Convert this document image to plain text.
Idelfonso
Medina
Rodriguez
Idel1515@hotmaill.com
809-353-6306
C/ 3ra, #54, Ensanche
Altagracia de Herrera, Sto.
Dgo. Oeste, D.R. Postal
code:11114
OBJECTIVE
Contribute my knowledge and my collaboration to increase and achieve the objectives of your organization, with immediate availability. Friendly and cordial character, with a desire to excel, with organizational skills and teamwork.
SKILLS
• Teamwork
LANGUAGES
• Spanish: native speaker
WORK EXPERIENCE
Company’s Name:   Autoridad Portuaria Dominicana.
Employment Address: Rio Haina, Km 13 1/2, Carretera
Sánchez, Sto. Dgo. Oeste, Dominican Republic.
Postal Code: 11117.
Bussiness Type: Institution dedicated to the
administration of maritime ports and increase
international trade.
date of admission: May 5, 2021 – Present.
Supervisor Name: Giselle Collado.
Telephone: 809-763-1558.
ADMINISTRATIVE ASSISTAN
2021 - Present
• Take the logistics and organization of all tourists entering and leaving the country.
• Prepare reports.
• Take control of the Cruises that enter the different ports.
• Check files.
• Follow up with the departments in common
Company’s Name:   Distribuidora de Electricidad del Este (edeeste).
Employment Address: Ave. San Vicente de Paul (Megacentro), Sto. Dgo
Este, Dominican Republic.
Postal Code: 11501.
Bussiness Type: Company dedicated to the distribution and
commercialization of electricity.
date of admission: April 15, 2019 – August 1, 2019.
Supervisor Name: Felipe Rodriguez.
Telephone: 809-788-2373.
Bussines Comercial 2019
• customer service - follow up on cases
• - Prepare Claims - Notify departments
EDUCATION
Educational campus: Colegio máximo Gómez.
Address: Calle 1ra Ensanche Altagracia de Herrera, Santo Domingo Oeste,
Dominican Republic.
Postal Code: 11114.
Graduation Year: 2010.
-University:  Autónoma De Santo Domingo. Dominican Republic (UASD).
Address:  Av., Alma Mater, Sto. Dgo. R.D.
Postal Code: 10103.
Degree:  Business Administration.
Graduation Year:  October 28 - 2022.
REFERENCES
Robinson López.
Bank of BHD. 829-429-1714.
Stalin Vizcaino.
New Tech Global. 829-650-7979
_ _ _
▶ _WHAT TO DO_
All entries must be repeated verbatim.

▶ _THE REPLY_
Convert this document image to plain text.
Idelfonso
Medina
Rodriguez
Idel1515@hotmaill.com
809-353-6306
C/ 3ra, #54, Ensanche
Altagracia de Herrera, Sto.
Dgo. Oeste, D.R. Postal
code:11114
OBJECTIVE
Contribute my knowledge and my collaboration to increase and achieve the objectives of your organization, with immediate availability. Friendly and cordial character, with a desire to excel, with organizational skills and teamwork.
SKILLS
• Teamwork
LANGUAGES
• Spanish: native speaker
WORK EXPERIENCE
Company’s Name:   Autoridad Portuaria Dominicana.
Employment Address: Rio Haina, Km 13 1/2, Carretera
Sánchez, Sto. Dgo. Oeste, Dominican Republic.
Postal Code: 11117.
Bussiness Type: Institution dedicated to the
administration of maritime ports and increase
international trade.
date of admission: May 5, 2021 – Present.
Supervisor Name: Giselle Collado.
Telephone: 809-763-1558.
ADMINISTRATIVE ASSISTAN
2021 - Present
• Take the logistics and organization of all tourists entering and leaving the country.
• Prepare reports.
• Take control of the Cruises that enter the different ports.
• Check files.
• Follow up with the departments in common
Company’s Name:   Distribuidora de Electricidad del Este (edeeste).
Employment Address: Ave. San Vicente de Paul (Megacentro), Sto. Dgo
Este, Dominican Republic.
Postal Code: 11501.
Bussiness Type: Company dedicated to the distribution and
commercialization of electricity.
date of admission: April 15, 2019 – August 1, 2019.
Supervisor Name: Felipe Rodriguez.
Telephone: 809-788-2373.
Bussines Comercial 2019
• customer service - follow up on cases
• - Prepare Claims - Notify departments
EDUCATION
Educational campus: Colegio máximo Gómez.
Address: Calle 1ra Ensanche Altagracia de Herrera, Santo Domingo Oeste,
Dominican Republic.
Postal Code: 11114.
Graduation Year: 2010.
-University:  Autónoma De Santo Domingo. Dominican Republic (UASD).
Address:  Av., Alma Mater, Sto. Dgo. R.D.
Postal Code: 10103.
Degree:  Business Administration.
Graduation Year:  October 28 - 2022.
REFERENCES
Robinson López.
Bank of BHD. 829-429-1714.
Stalin Vizcaino.
New Tech Global. 829-650-7979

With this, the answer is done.